GOAL: Count the lines in the entries below that contain the string "category", treating uppercase and lowercase as different. Reply with the number alone.

(Element and coordinate entries)

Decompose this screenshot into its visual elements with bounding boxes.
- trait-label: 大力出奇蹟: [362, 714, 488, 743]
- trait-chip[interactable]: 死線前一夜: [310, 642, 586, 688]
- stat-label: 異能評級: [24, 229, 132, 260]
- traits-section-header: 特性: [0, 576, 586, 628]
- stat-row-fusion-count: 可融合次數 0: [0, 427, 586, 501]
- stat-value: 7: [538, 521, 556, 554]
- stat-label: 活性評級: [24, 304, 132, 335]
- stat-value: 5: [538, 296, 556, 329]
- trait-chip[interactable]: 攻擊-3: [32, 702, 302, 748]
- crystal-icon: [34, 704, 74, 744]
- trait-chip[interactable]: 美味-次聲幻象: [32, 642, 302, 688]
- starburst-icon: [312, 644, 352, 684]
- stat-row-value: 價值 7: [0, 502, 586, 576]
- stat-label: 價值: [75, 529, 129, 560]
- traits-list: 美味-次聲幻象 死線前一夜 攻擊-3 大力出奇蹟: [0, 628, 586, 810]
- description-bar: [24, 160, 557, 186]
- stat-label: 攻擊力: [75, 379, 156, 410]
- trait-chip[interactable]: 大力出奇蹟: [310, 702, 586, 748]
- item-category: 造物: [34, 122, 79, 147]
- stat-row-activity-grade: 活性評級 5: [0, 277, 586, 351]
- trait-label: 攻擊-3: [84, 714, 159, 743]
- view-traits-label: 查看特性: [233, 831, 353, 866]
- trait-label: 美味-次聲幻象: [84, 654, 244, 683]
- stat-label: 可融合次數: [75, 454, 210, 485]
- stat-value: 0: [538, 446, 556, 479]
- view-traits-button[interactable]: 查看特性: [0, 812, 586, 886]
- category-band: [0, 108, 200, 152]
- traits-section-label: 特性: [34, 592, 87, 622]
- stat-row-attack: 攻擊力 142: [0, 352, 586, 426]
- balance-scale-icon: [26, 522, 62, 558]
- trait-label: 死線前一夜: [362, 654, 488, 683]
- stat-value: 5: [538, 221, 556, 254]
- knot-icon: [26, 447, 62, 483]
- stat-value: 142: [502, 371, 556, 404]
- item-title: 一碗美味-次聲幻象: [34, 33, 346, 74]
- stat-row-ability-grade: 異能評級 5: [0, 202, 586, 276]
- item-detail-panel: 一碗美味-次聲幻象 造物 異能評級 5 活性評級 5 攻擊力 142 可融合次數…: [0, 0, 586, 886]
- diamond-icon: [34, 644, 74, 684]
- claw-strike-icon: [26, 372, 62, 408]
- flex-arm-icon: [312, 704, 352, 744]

FULL RESPONSE: 2